== Material shown
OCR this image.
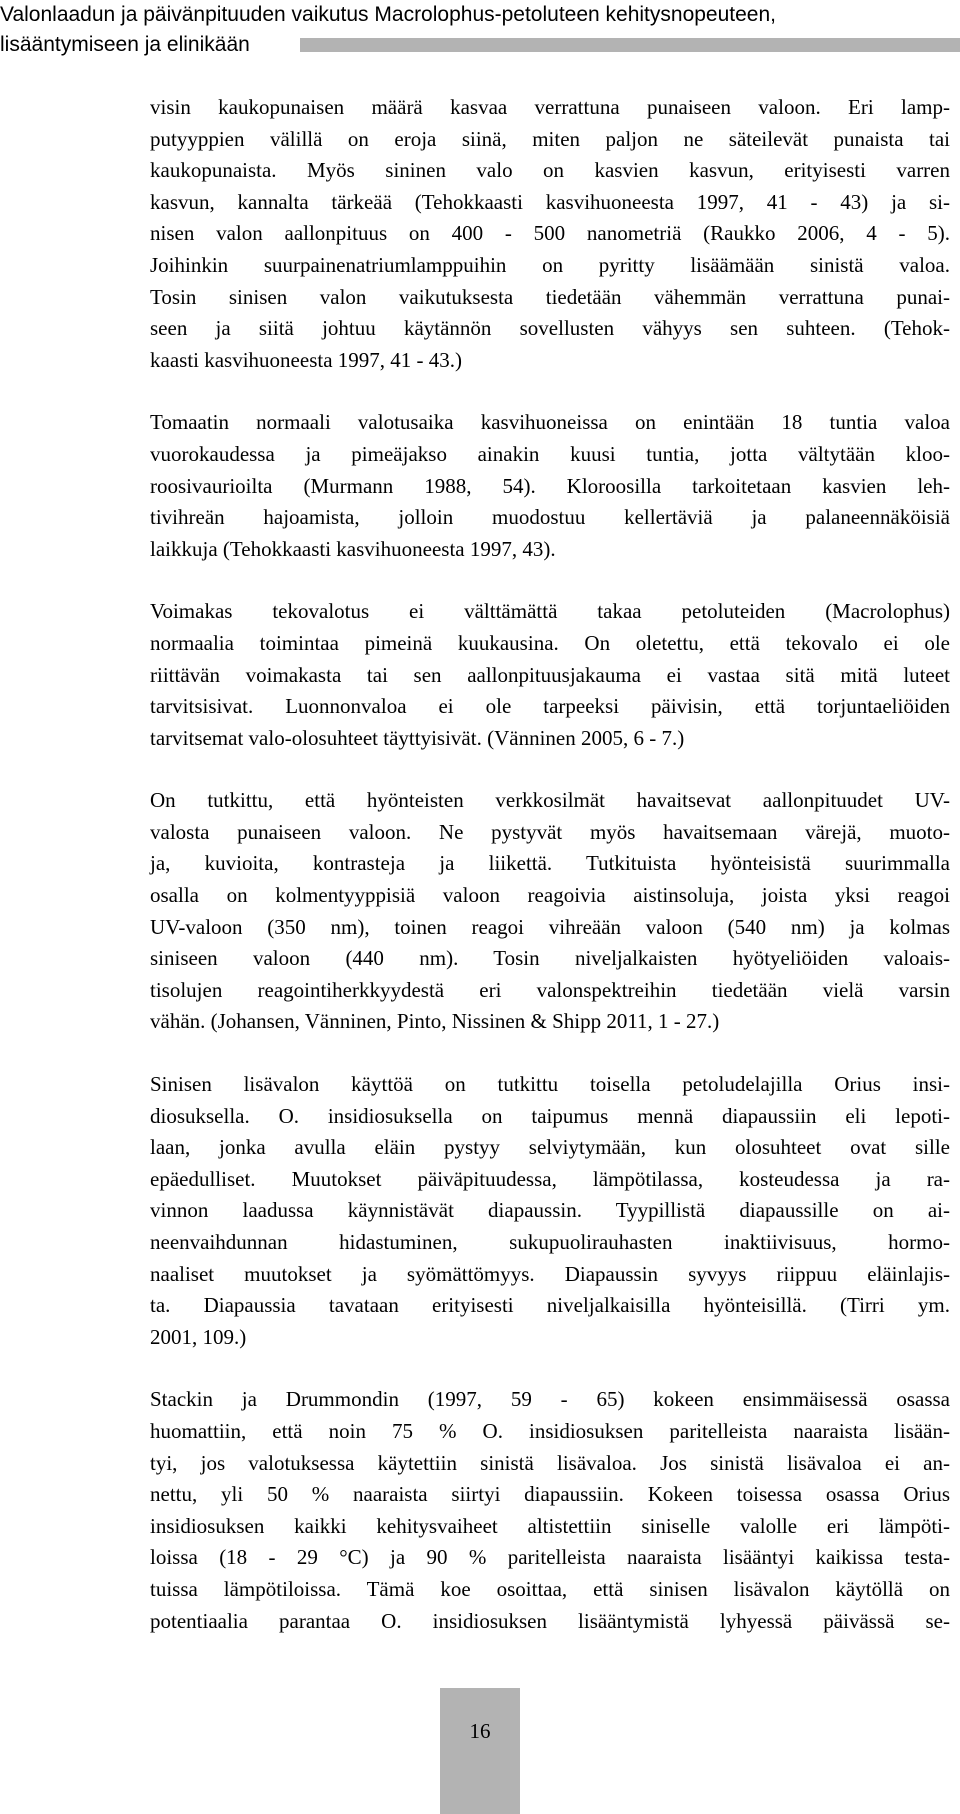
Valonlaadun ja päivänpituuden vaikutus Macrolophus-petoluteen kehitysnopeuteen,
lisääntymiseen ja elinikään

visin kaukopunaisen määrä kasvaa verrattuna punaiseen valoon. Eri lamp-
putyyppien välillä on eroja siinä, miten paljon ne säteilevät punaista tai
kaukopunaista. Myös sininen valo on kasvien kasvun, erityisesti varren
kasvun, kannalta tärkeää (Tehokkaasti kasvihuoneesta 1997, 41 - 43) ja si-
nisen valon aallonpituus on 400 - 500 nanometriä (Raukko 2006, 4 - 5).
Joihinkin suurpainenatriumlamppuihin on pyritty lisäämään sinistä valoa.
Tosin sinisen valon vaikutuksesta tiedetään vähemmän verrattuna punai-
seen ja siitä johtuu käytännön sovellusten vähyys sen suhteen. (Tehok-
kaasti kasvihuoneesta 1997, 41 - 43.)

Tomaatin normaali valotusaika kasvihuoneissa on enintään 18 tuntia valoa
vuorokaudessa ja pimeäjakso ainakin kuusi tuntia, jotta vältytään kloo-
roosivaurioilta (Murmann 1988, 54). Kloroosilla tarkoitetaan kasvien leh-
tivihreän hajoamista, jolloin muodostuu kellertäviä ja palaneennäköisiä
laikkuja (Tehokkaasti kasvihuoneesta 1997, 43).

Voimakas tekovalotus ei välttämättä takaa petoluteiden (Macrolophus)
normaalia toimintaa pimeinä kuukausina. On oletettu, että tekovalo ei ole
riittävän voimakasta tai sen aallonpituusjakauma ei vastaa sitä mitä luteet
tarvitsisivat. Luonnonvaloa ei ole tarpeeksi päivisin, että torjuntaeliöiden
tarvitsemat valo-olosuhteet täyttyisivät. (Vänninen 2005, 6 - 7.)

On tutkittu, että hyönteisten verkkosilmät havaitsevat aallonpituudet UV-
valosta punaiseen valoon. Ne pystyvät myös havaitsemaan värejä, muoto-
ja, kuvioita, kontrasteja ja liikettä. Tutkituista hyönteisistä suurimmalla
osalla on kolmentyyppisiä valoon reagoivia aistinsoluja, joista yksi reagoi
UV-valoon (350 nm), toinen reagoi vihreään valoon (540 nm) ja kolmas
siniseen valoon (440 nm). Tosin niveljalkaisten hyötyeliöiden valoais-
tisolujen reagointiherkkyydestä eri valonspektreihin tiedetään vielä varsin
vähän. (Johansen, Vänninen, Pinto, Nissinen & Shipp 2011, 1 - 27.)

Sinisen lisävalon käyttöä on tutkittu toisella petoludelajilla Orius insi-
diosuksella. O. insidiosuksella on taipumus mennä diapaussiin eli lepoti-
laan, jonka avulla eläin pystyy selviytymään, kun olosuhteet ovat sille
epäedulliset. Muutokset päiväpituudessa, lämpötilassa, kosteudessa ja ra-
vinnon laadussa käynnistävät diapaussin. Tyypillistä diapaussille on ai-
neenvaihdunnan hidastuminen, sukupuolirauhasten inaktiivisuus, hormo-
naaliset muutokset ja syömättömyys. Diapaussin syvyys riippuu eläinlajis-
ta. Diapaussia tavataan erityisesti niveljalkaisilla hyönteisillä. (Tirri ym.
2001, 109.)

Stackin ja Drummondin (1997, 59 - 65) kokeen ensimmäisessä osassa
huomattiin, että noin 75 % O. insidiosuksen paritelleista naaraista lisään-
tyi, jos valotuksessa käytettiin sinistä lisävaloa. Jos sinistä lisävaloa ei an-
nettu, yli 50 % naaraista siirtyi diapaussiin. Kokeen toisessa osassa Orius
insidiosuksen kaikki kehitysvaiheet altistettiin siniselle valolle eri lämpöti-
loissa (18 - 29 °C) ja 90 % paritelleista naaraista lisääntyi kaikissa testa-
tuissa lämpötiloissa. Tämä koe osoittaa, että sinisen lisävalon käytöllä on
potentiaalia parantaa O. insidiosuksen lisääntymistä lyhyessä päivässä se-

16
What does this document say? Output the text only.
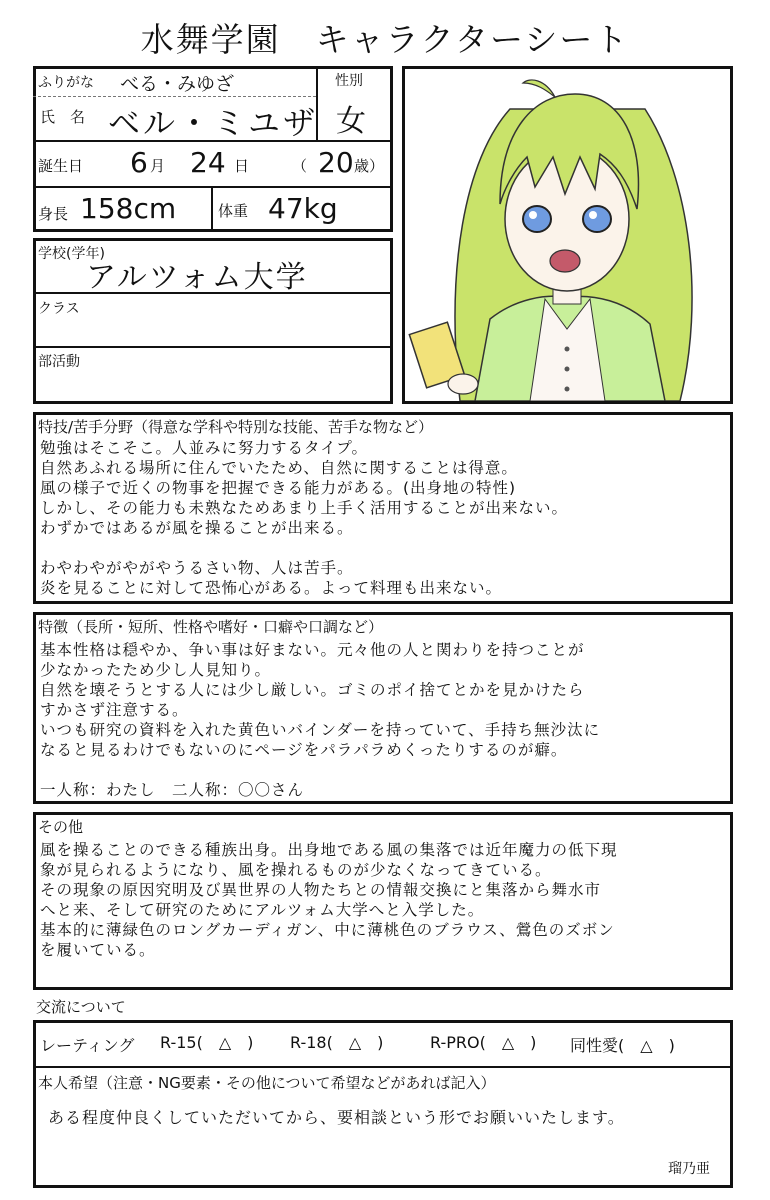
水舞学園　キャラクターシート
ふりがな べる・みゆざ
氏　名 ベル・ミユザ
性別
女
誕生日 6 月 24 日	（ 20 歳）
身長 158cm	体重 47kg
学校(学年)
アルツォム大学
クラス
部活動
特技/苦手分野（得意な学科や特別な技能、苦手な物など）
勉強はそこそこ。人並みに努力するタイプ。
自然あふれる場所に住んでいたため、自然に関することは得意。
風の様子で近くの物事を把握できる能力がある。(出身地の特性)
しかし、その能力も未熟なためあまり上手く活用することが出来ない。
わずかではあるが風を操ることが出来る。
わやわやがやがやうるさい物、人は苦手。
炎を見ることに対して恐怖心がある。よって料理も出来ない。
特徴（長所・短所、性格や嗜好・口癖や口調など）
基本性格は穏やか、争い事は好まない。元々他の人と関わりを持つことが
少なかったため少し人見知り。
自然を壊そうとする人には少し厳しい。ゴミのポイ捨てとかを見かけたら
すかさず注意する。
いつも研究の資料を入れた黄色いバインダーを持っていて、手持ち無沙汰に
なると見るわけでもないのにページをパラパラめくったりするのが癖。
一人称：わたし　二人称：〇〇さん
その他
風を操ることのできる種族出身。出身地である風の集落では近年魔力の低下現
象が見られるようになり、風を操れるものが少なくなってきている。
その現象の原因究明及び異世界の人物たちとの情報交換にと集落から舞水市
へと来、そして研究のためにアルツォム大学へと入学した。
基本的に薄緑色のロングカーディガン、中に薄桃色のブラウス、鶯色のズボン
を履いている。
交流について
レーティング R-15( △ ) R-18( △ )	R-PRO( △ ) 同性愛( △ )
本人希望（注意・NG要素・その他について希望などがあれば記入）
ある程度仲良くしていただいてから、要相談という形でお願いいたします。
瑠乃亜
====
» **What to produce**: Identify every line above that includes the word "Orius", and show those lines.

» **Solution**:
Sinisen lisävalon käyttöä on tutkittu toisella petoludelajilla Orius insi-
nettu, yli 50 % naaraista siirtyi diapaussiin. Kokeen toisessa osassa Orius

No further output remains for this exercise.